Can you reproduce every line of the material below, word for word and with nothing changed?

--- Start ---

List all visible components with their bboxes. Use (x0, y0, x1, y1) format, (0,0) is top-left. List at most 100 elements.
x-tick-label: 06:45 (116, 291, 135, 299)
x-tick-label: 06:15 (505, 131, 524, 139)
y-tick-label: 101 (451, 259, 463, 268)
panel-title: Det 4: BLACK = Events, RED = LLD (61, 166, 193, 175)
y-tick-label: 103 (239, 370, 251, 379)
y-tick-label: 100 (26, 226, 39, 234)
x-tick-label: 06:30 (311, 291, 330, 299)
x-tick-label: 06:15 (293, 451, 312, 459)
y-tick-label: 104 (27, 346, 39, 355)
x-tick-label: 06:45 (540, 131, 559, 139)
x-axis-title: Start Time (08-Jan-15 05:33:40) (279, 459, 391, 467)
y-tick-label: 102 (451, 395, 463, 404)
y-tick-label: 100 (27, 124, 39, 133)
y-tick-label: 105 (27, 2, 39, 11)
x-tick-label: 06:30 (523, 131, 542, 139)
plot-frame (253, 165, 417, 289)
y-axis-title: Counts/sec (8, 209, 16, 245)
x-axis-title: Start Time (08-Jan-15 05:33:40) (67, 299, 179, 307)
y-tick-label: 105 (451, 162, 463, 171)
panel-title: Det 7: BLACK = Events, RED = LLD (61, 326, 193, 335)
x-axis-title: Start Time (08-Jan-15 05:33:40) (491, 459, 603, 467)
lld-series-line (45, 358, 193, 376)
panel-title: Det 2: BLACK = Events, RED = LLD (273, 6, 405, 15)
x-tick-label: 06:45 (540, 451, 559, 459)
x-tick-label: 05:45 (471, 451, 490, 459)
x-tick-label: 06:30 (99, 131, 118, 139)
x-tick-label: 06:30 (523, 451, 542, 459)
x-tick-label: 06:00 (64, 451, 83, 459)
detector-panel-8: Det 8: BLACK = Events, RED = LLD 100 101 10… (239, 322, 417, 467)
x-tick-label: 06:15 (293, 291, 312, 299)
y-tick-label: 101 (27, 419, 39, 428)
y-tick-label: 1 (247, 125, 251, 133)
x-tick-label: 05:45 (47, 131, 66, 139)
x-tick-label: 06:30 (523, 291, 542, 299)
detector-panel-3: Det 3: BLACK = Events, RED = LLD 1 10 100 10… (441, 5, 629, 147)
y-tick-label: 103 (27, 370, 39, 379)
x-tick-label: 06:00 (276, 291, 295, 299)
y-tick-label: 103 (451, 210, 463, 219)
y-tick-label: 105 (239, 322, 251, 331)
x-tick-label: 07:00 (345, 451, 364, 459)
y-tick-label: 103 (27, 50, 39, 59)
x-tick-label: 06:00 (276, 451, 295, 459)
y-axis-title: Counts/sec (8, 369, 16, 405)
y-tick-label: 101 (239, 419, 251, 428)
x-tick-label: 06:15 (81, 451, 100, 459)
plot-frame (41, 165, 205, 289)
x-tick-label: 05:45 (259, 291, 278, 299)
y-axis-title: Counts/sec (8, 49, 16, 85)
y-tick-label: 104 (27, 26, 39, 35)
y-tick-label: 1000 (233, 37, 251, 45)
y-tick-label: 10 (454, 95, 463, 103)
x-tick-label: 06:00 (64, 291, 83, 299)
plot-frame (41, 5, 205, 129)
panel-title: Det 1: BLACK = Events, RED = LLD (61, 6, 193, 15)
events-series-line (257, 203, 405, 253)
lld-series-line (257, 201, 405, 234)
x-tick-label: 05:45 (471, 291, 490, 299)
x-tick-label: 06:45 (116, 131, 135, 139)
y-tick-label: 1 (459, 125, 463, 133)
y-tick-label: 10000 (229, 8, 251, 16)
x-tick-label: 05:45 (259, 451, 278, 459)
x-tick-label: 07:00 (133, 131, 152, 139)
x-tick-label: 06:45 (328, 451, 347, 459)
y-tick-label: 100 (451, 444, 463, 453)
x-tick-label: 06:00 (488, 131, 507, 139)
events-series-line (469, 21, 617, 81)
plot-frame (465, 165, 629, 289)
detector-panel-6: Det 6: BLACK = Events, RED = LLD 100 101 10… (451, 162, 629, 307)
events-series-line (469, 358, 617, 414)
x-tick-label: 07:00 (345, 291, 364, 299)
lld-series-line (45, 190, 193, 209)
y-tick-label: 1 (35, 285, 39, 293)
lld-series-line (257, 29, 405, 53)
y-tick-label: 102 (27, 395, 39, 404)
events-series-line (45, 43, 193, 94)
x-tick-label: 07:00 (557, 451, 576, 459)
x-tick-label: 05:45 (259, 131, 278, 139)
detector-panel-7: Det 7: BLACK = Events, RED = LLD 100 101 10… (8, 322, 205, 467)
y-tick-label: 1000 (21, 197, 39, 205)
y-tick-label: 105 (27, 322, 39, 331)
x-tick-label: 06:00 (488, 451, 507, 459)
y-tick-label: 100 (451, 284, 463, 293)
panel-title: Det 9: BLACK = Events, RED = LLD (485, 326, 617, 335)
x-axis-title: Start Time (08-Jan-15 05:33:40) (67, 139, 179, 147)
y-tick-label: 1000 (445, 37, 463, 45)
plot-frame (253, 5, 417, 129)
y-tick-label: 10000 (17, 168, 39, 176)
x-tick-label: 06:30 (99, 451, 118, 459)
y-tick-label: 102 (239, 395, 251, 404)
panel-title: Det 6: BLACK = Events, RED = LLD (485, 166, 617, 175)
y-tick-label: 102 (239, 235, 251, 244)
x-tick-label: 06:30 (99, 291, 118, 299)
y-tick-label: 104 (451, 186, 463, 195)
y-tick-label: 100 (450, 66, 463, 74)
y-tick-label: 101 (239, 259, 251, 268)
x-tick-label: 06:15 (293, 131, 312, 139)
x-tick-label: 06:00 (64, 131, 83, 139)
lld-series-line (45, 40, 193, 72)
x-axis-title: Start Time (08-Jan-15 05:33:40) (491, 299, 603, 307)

--- End ---

• **Worked answer**:
List all visible components with their bboxes. Use (x0, y0, x1, y1) format, (0,0) is top-left. List at most 100 elements.
x-tick-label: 06:45 (116, 291, 135, 299)
x-tick-label: 06:15 (505, 131, 524, 139)
y-tick-label: 101 (451, 259, 463, 268)
panel-title: Det 4: BLACK = Events, RED = LLD (61, 166, 193, 175)
y-tick-label: 103 (239, 370, 251, 379)
y-tick-label: 100 (26, 226, 39, 234)
x-tick-label: 06:30 (311, 291, 330, 299)
x-tick-label: 06:15 (293, 451, 312, 459)
y-tick-label: 104 (27, 346, 39, 355)
x-tick-label: 06:45 (540, 131, 559, 139)
x-axis-title: Start Time (08-Jan-15 05:33:40) (279, 459, 391, 467)
y-tick-label: 102 (451, 395, 463, 404)
y-tick-label: 100 (27, 124, 39, 133)
y-tick-label: 105 (27, 2, 39, 11)
x-tick-label: 06:30 (523, 131, 542, 139)
plot-frame (253, 165, 417, 289)
y-axis-title: Counts/sec (8, 209, 16, 245)
x-axis-title: Start Time (08-Jan-15 05:33:40) (67, 299, 179, 307)
y-tick-label: 105 (451, 162, 463, 171)
panel-title: Det 7: BLACK = Events, RED = LLD (61, 326, 193, 335)
x-axis-title: Start Time (08-Jan-15 05:33:40) (491, 459, 603, 467)
lld-series-line (45, 358, 193, 376)
panel-title: Det 2: BLACK = Events, RED = LLD (273, 6, 405, 15)
x-tick-label: 06:45 (540, 451, 559, 459)
x-tick-label: 05:45 (471, 451, 490, 459)
x-tick-label: 06:30 (99, 131, 118, 139)
x-tick-label: 06:30 (523, 451, 542, 459)
x-tick-label: 06:00 (64, 451, 83, 459)
detector-panel-8: Det 8: BLACK = Events, RED = LLD 100 101 10… (239, 322, 417, 467)
x-tick-label: 06:15 (293, 291, 312, 299)
y-tick-label: 101 (27, 419, 39, 428)
y-tick-label: 1 (247, 125, 251, 133)
x-tick-label: 05:45 (47, 131, 66, 139)
x-tick-label: 06:30 (523, 291, 542, 299)
detector-panel-3: Det 3: BLACK = Events, RED = LLD 1 10 100 10… (441, 5, 629, 147)
y-tick-label: 103 (27, 370, 39, 379)
x-tick-label: 06:00 (276, 291, 295, 299)
y-tick-label: 103 (451, 210, 463, 219)
y-tick-label: 105 (239, 322, 251, 331)
x-tick-label: 07:00 (345, 451, 364, 459)
y-tick-label: 103 (27, 50, 39, 59)
x-tick-label: 06:00 (276, 451, 295, 459)
y-axis-title: Counts/sec (8, 369, 16, 405)
y-tick-label: 101 (239, 419, 251, 428)
x-tick-label: 06:15 (81, 451, 100, 459)
plot-frame (41, 165, 205, 289)
x-tick-label: 05:45 (259, 291, 278, 299)
y-axis-title: Counts/sec (8, 49, 16, 85)
y-tick-label: 104 (27, 26, 39, 35)
y-tick-label: 1000 (233, 37, 251, 45)
y-tick-label: 10 (454, 95, 463, 103)
x-tick-label: 06:00 (64, 291, 83, 299)
plot-frame (41, 5, 205, 129)
panel-title: Det 1: BLACK = Events, RED = LLD (61, 6, 193, 15)
events-series-line (257, 203, 405, 253)
lld-series-line (257, 201, 405, 234)
x-tick-label: 05:45 (471, 291, 490, 299)
x-tick-label: 06:45 (116, 131, 135, 139)
y-tick-label: 1 (459, 125, 463, 133)
y-tick-label: 10000 (229, 8, 251, 16)
x-tick-label: 05:45 (259, 451, 278, 459)
x-tick-label: 07:00 (133, 131, 152, 139)
x-tick-label: 06:45 (328, 451, 347, 459)
y-tick-label: 100 (451, 444, 463, 453)
x-tick-label: 06:00 (488, 131, 507, 139)
events-series-line (469, 21, 617, 81)
plot-frame (465, 165, 629, 289)
detector-panel-6: Det 6: BLACK = Events, RED = LLD 100 101 10… (451, 162, 629, 307)
events-series-line (469, 358, 617, 414)
x-tick-label: 07:00 (345, 291, 364, 299)
lld-series-line (45, 190, 193, 209)
y-tick-label: 1 (35, 285, 39, 293)
lld-series-line (257, 29, 405, 53)
y-tick-label: 102 (27, 395, 39, 404)
events-series-line (45, 43, 193, 94)
x-tick-label: 07:00 (557, 451, 576, 459)
x-tick-label: 05:45 (259, 131, 278, 139)
detector-panel-7: Det 7: BLACK = Events, RED = LLD 100 101 10… (8, 322, 205, 467)
y-tick-label: 1000 (21, 197, 39, 205)
y-tick-label: 105 (27, 322, 39, 331)
x-tick-label: 06:00 (488, 451, 507, 459)
y-tick-label: 100 (451, 284, 463, 293)
panel-title: Det 9: BLACK = Events, RED = LLD (485, 326, 617, 335)
x-axis-title: Start Time (08-Jan-15 05:33:40) (67, 139, 179, 147)
y-tick-label: 1000 (445, 37, 463, 45)
plot-frame (253, 5, 417, 129)
y-tick-label: 10000 (17, 168, 39, 176)
x-tick-label: 06:30 (99, 451, 118, 459)
y-tick-label: 102 (239, 395, 251, 404)
panel-title: Det 6: BLACK = Events, RED = LLD (485, 166, 617, 175)
y-tick-label: 102 (239, 235, 251, 244)
x-tick-label: 06:30 (99, 291, 118, 299)
y-tick-label: 104 (451, 186, 463, 195)
y-tick-label: 100 (450, 66, 463, 74)
y-tick-label: 101 (239, 259, 251, 268)
x-tick-label: 06:15 (293, 131, 312, 139)
x-tick-label: 06:00 (64, 131, 83, 139)
lld-series-line (45, 40, 193, 72)
x-axis-title: Start Time (08-Jan-15 05:33:40) (491, 299, 603, 307)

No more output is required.